TASK TO CARRY OUT: In the listing below, locate the lines bearing the word "туриста". Copy every one of them.
====
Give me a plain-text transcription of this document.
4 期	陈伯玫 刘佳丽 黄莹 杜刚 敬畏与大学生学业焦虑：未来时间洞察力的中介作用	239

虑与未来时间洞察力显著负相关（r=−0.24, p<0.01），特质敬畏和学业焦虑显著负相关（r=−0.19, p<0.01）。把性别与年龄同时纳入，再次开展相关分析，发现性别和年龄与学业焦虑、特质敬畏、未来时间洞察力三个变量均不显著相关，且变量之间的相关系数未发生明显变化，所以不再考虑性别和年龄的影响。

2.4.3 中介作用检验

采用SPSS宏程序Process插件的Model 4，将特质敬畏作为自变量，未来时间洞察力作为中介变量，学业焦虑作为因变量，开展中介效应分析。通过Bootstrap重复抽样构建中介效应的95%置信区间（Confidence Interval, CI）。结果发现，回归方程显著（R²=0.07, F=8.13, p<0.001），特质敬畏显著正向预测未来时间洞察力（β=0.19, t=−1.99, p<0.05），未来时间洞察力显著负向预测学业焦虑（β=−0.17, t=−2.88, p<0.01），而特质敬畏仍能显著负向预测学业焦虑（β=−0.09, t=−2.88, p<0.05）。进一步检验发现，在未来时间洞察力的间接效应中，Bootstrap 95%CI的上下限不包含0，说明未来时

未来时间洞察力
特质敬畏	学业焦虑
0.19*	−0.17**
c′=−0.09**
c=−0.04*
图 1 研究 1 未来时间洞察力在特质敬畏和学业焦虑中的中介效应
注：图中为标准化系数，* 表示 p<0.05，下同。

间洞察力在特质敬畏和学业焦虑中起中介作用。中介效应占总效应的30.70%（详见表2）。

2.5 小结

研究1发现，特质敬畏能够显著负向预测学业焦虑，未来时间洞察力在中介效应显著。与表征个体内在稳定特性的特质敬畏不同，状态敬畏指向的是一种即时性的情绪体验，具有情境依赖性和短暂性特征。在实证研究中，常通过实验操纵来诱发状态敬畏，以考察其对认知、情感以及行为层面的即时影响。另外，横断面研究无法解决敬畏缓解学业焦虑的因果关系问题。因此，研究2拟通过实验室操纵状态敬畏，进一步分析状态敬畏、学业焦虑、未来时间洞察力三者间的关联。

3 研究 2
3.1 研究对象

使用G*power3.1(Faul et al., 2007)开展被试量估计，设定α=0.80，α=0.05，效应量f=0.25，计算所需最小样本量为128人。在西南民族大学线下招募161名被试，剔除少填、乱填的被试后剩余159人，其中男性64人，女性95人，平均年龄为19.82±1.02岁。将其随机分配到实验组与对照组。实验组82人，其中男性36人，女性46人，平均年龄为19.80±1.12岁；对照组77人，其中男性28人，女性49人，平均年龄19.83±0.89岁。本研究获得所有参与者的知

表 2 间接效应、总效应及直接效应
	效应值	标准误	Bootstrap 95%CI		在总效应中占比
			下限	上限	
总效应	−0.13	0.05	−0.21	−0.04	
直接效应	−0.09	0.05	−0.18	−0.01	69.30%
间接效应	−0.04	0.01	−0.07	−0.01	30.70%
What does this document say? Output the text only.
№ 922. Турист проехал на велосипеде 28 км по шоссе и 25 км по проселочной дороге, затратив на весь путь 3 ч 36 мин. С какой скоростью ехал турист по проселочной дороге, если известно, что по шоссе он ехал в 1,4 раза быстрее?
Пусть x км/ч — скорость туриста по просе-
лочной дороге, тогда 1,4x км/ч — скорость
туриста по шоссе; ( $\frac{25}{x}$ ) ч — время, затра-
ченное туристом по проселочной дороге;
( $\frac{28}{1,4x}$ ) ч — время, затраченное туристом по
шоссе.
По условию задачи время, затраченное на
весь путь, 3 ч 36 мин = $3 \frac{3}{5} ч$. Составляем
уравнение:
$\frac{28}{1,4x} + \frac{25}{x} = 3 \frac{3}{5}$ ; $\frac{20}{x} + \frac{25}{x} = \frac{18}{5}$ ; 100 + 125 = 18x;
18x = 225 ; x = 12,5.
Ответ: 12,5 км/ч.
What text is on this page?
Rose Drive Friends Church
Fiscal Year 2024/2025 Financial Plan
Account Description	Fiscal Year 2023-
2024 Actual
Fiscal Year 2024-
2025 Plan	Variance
====
THE REPLY:
Пусть x км/ч — скорость туриста по просе-
туриста по шоссе; ( $\frac{25}{x}$ ) ч — время, затра-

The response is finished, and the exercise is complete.